### Data entries
□ □ □

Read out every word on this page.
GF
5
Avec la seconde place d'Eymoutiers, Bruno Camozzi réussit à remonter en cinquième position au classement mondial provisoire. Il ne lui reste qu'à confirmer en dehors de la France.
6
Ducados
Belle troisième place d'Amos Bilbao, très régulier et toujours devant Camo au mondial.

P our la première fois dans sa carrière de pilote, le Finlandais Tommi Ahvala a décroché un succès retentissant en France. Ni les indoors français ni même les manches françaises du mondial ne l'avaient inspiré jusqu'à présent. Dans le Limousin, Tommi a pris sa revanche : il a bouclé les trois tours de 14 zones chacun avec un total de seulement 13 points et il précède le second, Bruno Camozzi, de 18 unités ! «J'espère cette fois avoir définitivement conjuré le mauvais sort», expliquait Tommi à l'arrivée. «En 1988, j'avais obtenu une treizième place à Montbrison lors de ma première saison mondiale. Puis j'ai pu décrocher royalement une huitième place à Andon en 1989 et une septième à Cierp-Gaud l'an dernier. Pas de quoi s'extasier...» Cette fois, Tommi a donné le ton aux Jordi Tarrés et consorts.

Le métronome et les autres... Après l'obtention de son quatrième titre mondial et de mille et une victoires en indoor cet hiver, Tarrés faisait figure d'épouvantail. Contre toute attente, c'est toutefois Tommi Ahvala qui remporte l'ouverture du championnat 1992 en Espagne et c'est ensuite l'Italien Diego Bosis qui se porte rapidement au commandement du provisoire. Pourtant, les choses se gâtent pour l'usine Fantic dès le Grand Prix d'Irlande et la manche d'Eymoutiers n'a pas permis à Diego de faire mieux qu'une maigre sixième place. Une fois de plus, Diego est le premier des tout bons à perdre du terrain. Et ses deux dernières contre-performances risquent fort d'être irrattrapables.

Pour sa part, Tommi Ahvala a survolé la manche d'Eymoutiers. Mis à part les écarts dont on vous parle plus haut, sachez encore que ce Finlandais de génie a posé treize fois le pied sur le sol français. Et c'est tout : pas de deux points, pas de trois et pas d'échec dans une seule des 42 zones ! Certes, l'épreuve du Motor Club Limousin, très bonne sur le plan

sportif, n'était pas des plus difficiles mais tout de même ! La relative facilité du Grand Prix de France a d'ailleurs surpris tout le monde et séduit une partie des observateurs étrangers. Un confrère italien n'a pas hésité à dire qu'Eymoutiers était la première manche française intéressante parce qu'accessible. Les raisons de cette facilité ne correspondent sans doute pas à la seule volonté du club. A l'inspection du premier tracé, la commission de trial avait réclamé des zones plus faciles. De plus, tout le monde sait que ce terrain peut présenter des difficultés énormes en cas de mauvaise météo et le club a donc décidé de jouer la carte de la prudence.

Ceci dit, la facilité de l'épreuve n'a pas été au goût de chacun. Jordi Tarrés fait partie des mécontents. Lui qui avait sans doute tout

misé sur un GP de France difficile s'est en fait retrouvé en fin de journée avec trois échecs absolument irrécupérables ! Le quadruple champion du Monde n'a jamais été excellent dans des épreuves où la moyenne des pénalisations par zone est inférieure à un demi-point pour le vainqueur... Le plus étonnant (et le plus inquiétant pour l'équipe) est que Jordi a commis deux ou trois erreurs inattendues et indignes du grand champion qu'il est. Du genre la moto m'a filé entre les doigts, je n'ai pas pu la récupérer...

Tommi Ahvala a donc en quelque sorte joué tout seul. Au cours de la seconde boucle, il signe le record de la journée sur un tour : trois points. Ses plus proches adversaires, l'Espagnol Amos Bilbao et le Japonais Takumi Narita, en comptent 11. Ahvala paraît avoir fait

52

□ □ □

### What is needed
Of the lines above, how many contain the string "très"? Only the number is required.

### Exercise output
2